SHORT EXERCISE: Can you write out the whole listing exactly?

DATA PROVIDED:
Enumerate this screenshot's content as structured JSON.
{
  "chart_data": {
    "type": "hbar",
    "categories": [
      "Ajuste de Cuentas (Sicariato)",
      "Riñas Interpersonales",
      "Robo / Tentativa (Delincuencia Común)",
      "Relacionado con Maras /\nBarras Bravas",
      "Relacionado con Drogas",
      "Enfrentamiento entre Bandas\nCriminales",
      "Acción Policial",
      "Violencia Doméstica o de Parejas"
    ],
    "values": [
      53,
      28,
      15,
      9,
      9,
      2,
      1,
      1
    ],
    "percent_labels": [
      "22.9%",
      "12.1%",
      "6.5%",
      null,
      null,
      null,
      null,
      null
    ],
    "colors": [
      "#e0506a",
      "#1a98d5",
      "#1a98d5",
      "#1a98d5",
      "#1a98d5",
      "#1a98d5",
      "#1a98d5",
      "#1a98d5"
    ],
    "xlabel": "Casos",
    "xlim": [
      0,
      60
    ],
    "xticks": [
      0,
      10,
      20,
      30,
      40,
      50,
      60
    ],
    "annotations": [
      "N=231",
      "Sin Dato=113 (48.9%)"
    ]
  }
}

TASK RESULT:
Enumerate this screenshot's content as structured JSON.
{
  "chart_data": {
    "type": "hbar",
    "categories": [
      "Ajuste de Cuentas (Sicariato)",
      "Riñas Interpersonales",
      "Robo / Tentativa (Delincuencia Común)",
      "Relacionado con Maras /\nBarras Bravas",
      "Relacionado con Drogas",
      "Enfrentamiento entre Bandas\nCriminales",
      "Acción Policial",
      "Violencia Doméstica o de Parejas"
    ],
    "values": [
      53,
      28,
      15,
      9,
      9,
      2,
      1,
      1
    ],
    "percent_labels": [
      "22.9%",
      "12.1%",
      "6.5%",
      null,
      null,
      null,
      null,
      null
    ],
    "colors": [
      "#e0506a",
      "#1a98d5",
      "#1a98d5",
      "#1a98d5",
      "#1a98d5",
      "#1a98d5",
      "#1a98d5",
      "#1a98d5"
    ],
    "xlabel": "Casos",
    "xlim": [
      0,
      60
    ],
    "xticks": [
      0,
      10,
      20,
      30,
      40,
      50,
      60
    ],
    "annotations": [
      "N=231",
      "Sin Dato=113 (48.9%)"
    ]
  }
}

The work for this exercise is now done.